→ **Work to complete**
Transcribe the records that follow in their entirety, omitting any pictures.

===== Listed entries

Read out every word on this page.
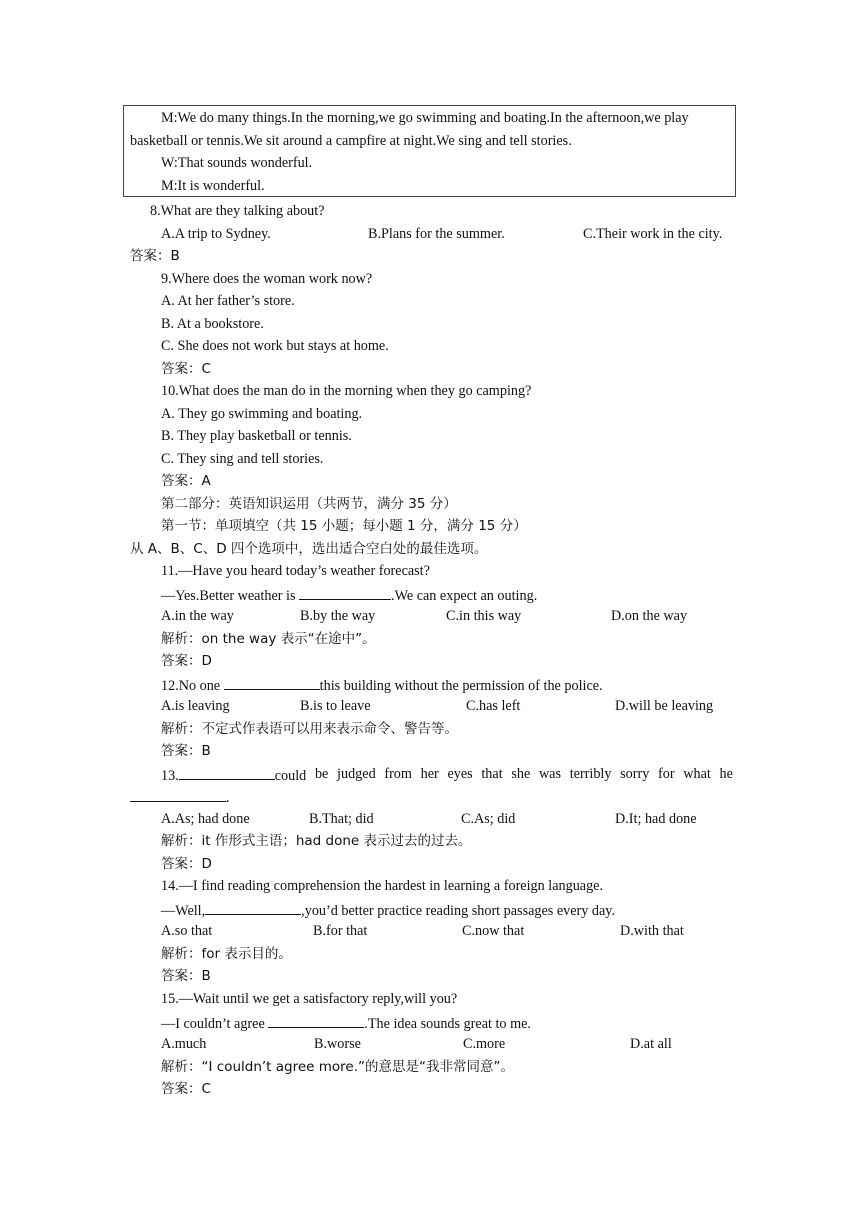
M:We do many things.In the morning,we go swimming and boating.In the afternoon,we play
basketball or tennis.We sit around a campfire at night.We sing and tell stories.
W:That sounds wonderful.
M:It is wonderful.
8.What are they talking about?
A.A trip to Sydney.	B.Plans for the summer.	C.Their work in the city.
答案：B
9.Where does the woman work now?
A. At her father’s store.
B. At a bookstore.
C. She does not work but stays at home.
答案：C
10.What does the man do in the morning when they go camping?
A. They go swimming and boating.
B. They play basketball or tennis.
C. They sing and tell stories.
答案：A
第二部分：英语知识运用（共两节，满分 35 分）
第一节：单项填空（共 15 小题；每小题 1 分，满分 15 分）
从 A、B、C、D 四个选项中，选出适合空白处的最佳选项。
11.—Have you heard today’s weather forecast?
—Yes.Better weather is	.We can expect an outing.
A.in the way	B.by the way	C.in this way	D.on the way
解析：on the way 表示“在途中”。
答案：D
12.No one	this building without the permission of the police.
A.is leaving	B.is to leave	C.has left	D.will be leaving
解析：不定式作表语可以用来表示命令、警告等。
答案：B
13.	could be judged from her eyes that she was terribly sorry for what he
.
A.As; had done	B.That; did	C.As; did	D.It; had done
解析：it 作形式主语；had done 表示过去的过去。
答案：D
14.—I find reading comprehension the hardest in learning a foreign language.
—Well,	,you’d better practice reading short passages every day.
A.so that	B.for that	C.now that	D.with that
解析：for 表示目的。
答案：B
15.—Wait until we get a satisfactory reply,will you?
—I couldn’t agree	.The idea sounds great to me.
A.much	B.worse	C.more	D.at all
解析：“I couldn’t agree more.”的意思是“我非常同意”。
答案：C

==========

→ **Result for this exercise**
Read out every word on this page.
M:We do many things.In the morning,we go swimming and boating.In the afternoon,we play
basketball or tennis.We sit around a campfire at night.We sing and tell stories.
W:That sounds wonderful.
M:It is wonderful.
8.What are they talking about?
A.A trip to Sydney.	B.Plans for the summer.	C.Their work in the city.
答案：B
9.Where does the woman work now?
A. At her father’s store.
B. At a bookstore.
C. She does not work but stays at home.
答案：C
10.What does the man do in the morning when they go camping?
A. They go swimming and boating.
B. They play basketball or tennis.
C. They sing and tell stories.
答案：A
第二部分：英语知识运用（共两节，满分 35 分）
第一节：单项填空（共 15 小题；每小题 1 分，满分 15 分）
从 A、B、C、D 四个选项中，选出适合空白处的最佳选项。
11.—Have you heard today’s weather forecast?
—Yes.Better weather is	.We can expect an outing.
A.in the way	B.by the way	C.in this way	D.on the way
解析：on the way 表示“在途中”。
答案：D
12.No one	this building without the permission of the police.
A.is leaving	B.is to leave	C.has left	D.will be leaving
解析：不定式作表语可以用来表示命令、警告等。
答案：B
13.	could be judged from her eyes that she was terribly sorry for what he
.
A.As; had done	B.That; did	C.As; did	D.It; had done
解析：it 作形式主语；had done 表示过去的过去。
答案：D
14.—I find reading comprehension the hardest in learning a foreign language.
—Well,	,you’d better practice reading short passages every day.
A.so that	B.for that	C.now that	D.with that
解析：for 表示目的。
答案：B
15.—Wait until we get a satisfactory reply,will you?
—I couldn’t agree	.The idea sounds great to me.
A.much	B.worse	C.more	D.at all
解析：“I couldn’t agree more.”的意思是“我非常同意”。
答案：C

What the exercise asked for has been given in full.